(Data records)
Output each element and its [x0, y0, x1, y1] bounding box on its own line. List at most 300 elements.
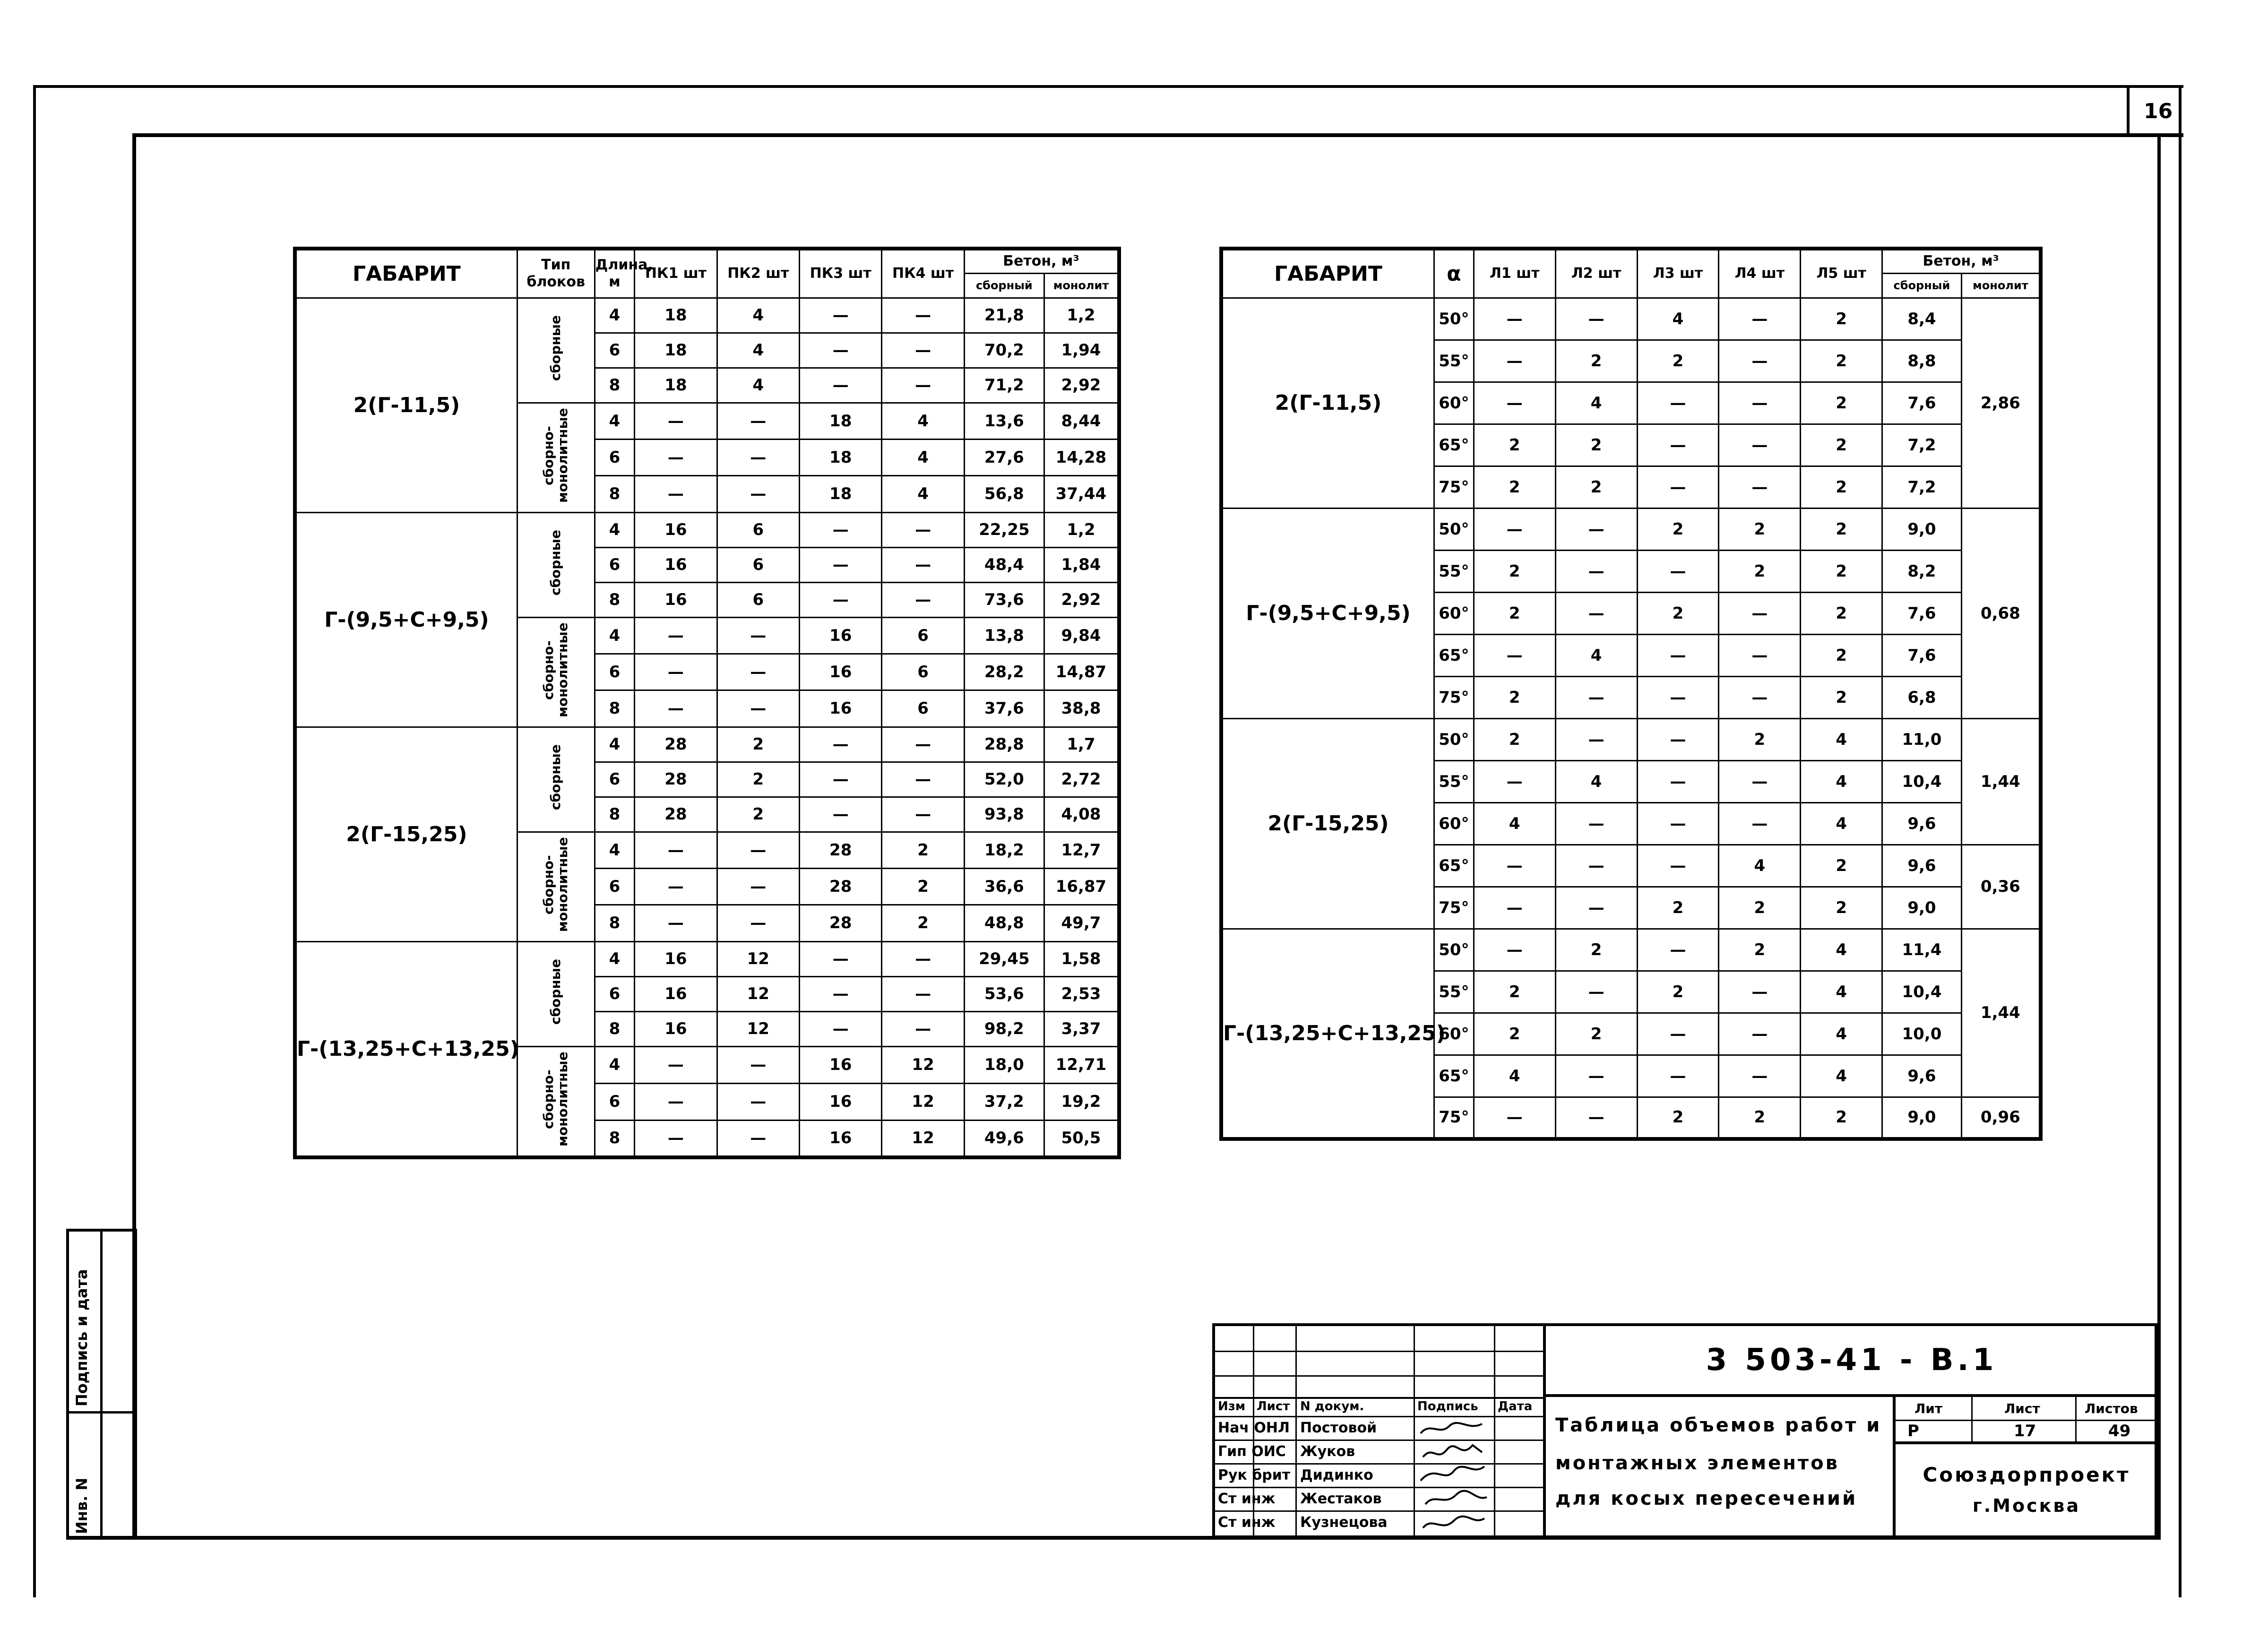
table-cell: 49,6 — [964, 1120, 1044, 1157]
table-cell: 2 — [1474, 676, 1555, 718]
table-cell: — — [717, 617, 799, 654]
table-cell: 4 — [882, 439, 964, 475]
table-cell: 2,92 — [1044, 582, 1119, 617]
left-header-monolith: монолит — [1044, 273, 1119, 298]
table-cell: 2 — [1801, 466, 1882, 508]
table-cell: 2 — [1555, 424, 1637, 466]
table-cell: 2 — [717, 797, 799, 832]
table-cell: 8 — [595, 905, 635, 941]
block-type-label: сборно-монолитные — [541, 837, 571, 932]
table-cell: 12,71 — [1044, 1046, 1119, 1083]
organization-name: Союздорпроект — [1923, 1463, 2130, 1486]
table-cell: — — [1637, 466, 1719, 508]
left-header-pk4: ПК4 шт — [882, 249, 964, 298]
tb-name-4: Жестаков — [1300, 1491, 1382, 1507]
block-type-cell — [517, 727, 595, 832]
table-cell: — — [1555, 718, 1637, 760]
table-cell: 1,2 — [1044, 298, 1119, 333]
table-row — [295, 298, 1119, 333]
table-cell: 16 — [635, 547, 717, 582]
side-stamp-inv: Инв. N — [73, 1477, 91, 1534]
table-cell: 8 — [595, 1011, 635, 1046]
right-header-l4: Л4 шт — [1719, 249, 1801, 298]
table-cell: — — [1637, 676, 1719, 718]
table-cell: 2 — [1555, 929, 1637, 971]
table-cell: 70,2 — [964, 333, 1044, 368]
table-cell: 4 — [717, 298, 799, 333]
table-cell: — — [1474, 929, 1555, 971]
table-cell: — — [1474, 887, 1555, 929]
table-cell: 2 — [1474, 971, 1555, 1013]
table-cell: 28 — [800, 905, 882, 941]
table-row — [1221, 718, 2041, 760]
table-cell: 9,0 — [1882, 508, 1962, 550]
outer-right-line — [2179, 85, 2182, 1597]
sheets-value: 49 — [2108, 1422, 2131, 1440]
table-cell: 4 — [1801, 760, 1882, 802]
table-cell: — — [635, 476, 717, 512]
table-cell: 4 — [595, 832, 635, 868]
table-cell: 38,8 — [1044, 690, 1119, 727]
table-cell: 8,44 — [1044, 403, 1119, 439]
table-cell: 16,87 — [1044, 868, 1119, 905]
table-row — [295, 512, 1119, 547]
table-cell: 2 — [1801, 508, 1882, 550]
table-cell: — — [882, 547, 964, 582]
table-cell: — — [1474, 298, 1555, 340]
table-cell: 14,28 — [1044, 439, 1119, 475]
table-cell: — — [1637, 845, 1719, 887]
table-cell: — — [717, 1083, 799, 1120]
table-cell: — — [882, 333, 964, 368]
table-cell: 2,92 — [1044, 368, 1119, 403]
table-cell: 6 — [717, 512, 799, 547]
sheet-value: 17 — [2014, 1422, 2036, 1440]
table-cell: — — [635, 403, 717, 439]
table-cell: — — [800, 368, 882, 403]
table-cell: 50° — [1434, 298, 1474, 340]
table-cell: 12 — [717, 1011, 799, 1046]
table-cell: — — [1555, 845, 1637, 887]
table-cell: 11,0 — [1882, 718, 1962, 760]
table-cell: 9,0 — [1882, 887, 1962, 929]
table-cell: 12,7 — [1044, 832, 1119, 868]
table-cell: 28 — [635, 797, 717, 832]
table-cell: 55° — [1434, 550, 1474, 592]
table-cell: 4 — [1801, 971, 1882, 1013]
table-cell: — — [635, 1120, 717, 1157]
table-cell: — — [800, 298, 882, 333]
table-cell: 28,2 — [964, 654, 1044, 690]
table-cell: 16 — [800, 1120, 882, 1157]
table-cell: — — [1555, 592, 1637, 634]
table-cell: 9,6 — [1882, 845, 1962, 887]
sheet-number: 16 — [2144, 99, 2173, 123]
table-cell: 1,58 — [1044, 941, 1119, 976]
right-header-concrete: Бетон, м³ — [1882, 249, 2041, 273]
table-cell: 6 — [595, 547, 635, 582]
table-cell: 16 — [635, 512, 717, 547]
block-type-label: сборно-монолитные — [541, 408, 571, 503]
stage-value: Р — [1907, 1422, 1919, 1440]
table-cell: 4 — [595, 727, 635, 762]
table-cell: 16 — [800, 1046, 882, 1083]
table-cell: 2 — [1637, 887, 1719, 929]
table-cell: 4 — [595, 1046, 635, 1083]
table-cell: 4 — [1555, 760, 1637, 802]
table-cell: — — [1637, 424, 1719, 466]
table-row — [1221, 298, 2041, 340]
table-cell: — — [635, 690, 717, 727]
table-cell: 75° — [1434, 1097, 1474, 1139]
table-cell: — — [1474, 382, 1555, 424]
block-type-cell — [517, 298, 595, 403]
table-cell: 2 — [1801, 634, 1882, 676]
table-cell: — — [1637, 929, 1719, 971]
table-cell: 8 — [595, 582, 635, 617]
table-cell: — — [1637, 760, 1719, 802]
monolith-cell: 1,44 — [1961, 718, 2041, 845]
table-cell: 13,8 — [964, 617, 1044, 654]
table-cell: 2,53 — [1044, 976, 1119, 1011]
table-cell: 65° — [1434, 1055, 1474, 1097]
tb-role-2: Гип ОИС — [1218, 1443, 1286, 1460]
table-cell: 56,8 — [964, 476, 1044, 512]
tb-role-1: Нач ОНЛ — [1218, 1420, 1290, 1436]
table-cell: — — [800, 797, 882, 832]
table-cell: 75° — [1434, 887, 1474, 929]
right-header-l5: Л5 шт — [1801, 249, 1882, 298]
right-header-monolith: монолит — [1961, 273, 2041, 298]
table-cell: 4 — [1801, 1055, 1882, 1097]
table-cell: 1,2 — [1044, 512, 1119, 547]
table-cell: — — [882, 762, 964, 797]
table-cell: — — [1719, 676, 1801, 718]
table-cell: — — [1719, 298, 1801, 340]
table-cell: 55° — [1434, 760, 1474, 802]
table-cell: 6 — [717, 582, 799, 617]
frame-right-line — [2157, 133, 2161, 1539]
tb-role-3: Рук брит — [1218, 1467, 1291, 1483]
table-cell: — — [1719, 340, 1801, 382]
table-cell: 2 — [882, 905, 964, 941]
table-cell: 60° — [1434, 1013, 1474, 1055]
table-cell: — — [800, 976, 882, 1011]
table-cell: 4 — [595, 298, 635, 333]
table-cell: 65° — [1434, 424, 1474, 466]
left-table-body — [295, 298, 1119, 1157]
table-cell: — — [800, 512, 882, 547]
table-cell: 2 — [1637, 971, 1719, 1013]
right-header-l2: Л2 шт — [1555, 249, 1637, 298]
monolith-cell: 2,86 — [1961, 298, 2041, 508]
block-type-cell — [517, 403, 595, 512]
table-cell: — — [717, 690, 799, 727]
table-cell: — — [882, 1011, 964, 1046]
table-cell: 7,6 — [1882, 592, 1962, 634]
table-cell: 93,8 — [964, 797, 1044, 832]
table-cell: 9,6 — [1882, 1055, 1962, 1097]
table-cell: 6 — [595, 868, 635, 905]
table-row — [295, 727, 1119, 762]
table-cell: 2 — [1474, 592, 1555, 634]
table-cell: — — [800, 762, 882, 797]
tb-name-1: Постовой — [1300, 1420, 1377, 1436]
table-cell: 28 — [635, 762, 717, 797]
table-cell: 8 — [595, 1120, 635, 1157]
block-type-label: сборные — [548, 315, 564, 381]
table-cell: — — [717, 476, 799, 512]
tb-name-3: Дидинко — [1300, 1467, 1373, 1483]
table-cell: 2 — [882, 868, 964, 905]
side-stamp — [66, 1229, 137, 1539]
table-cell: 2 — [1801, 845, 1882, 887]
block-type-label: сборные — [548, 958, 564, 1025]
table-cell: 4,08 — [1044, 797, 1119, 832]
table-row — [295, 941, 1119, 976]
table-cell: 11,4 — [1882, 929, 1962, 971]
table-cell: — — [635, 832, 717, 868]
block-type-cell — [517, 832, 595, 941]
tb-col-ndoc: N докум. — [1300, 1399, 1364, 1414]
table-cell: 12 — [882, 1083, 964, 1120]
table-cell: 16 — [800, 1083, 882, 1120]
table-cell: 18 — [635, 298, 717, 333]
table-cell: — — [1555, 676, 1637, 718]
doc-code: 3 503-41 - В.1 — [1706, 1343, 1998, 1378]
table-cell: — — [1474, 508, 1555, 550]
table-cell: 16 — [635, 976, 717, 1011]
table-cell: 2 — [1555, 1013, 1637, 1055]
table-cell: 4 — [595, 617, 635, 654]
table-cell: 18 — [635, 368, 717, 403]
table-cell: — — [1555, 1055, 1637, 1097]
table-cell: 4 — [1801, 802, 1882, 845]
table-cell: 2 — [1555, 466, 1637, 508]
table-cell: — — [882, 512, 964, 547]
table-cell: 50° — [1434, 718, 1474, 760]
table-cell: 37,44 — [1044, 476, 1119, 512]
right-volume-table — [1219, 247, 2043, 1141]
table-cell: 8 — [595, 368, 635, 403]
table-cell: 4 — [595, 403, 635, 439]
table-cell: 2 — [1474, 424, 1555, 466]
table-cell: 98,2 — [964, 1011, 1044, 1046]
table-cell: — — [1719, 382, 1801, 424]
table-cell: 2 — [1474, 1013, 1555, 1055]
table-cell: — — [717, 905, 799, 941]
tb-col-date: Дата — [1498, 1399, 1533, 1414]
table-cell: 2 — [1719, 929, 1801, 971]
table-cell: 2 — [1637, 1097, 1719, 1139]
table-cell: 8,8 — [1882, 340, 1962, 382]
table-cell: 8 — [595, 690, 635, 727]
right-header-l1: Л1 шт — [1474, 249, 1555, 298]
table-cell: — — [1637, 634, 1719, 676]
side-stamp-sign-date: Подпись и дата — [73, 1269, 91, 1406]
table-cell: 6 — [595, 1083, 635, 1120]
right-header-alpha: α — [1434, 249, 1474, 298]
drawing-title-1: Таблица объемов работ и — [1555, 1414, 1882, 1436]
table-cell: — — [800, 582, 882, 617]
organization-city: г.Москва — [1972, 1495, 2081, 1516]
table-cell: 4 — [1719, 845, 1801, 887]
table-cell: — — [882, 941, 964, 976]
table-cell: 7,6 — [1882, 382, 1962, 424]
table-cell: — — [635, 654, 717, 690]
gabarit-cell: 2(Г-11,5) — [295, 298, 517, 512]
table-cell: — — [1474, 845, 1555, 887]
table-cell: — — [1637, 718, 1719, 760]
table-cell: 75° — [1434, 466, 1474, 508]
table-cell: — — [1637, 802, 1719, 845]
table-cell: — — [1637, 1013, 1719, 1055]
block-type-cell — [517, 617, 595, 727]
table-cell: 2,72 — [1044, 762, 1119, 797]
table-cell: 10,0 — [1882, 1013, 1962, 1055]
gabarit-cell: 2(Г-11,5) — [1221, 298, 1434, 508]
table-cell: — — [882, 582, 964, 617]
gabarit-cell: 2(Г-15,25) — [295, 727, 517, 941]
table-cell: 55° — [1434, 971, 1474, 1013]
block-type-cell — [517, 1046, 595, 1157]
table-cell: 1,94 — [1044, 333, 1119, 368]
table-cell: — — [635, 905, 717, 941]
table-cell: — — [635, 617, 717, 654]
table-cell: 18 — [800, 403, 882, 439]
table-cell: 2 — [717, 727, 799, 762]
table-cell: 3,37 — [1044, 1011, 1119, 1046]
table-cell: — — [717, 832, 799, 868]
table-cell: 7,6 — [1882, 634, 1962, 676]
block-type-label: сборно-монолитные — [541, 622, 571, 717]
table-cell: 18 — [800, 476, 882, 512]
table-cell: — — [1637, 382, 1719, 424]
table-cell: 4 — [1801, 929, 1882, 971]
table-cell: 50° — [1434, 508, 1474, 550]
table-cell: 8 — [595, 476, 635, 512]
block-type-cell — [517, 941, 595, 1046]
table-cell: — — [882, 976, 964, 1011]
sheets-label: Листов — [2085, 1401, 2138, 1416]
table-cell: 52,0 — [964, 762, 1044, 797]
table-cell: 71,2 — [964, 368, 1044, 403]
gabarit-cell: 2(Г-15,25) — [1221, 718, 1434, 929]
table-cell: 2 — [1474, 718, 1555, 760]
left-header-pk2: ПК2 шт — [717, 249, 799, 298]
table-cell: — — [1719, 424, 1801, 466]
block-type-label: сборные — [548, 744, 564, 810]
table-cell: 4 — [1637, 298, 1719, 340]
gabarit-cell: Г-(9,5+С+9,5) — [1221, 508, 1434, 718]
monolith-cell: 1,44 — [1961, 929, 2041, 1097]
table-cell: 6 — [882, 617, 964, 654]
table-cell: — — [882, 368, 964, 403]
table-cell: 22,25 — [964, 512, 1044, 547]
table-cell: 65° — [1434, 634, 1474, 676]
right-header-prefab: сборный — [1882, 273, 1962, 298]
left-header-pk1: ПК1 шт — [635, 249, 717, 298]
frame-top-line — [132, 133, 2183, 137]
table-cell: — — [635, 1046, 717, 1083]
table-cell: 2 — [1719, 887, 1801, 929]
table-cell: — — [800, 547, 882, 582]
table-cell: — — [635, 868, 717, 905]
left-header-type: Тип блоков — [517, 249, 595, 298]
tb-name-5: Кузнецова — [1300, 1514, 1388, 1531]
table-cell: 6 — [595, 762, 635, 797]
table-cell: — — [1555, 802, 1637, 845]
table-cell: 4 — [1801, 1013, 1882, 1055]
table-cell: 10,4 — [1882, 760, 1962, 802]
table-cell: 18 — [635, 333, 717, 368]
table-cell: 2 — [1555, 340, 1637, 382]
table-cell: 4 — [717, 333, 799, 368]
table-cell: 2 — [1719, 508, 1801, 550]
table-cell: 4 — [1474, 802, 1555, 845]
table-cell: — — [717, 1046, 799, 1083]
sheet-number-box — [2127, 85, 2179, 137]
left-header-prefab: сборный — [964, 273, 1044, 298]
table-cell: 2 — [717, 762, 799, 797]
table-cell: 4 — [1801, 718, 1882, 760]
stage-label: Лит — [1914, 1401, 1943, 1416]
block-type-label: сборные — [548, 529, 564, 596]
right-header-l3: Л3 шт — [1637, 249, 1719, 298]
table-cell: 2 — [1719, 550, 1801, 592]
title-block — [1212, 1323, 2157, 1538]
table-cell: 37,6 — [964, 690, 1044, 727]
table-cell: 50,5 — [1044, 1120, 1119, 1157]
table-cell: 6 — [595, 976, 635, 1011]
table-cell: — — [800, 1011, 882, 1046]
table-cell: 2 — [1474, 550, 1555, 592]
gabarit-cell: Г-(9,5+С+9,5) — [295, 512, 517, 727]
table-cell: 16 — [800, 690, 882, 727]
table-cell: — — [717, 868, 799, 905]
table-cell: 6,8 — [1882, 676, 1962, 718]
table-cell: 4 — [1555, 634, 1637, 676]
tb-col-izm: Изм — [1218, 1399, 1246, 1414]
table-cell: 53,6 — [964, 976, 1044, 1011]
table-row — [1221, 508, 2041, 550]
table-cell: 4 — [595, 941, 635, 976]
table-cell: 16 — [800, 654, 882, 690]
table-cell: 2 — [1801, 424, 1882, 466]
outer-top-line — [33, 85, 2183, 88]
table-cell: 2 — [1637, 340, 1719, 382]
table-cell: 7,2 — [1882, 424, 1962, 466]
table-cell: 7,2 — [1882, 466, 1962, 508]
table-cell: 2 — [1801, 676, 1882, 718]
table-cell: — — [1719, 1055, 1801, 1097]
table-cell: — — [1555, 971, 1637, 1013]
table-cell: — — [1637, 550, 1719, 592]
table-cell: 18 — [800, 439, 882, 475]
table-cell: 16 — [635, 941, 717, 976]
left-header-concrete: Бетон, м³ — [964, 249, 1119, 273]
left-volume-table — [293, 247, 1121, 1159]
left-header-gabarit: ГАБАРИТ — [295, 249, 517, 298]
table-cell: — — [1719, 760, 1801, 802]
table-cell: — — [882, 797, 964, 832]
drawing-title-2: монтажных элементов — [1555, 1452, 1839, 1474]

EXERCISE PROMPT:
Reproduce the stretch of the records from the line containing "table-cell: 49,6 — [964, 1120, 1044, 1157]" through the line containing "table-cell: 8 — [595, 1011, 635, 1046]", updating "side-stamp-inv" to "side-stamp-inventory" and leaving everything else unchanged.

WRITTEN REPLY:
table-cell: 49,6 — [964, 1120, 1044, 1157]
table-cell: 2 — [1474, 676, 1555, 718]
table-cell: — — [717, 617, 799, 654]
table-cell: 4 — [882, 439, 964, 475]
table-cell: 2,92 — [1044, 582, 1119, 617]
left-header-monolith: монолит — [1044, 273, 1119, 298]
table-cell: 2 — [1801, 466, 1882, 508]
table-cell: 2 — [1555, 424, 1637, 466]
table-cell: 2 — [717, 797, 799, 832]
table-cell: 8 — [595, 905, 635, 941]
block-type-label: сборно-монолитные — [541, 837, 571, 932]
table-cell: 12,71 — [1044, 1046, 1119, 1083]
organization-name: Союздорпроект — [1923, 1463, 2130, 1486]
table-cell: — — [1637, 466, 1719, 508]
left-header-pk4: ПК4 шт — [882, 249, 964, 298]
tb-name-4: Жестаков — [1300, 1491, 1382, 1507]
block-type-cell — [517, 727, 595, 832]
table-cell: — — [1555, 718, 1637, 760]
table-cell: 1,2 — [1044, 298, 1119, 333]
table-row — [295, 298, 1119, 333]
table-cell: 16 — [635, 547, 717, 582]
side-stamp-inventory: Инв. N — [73, 1477, 91, 1534]
table-cell: 8 — [595, 1011, 635, 1046]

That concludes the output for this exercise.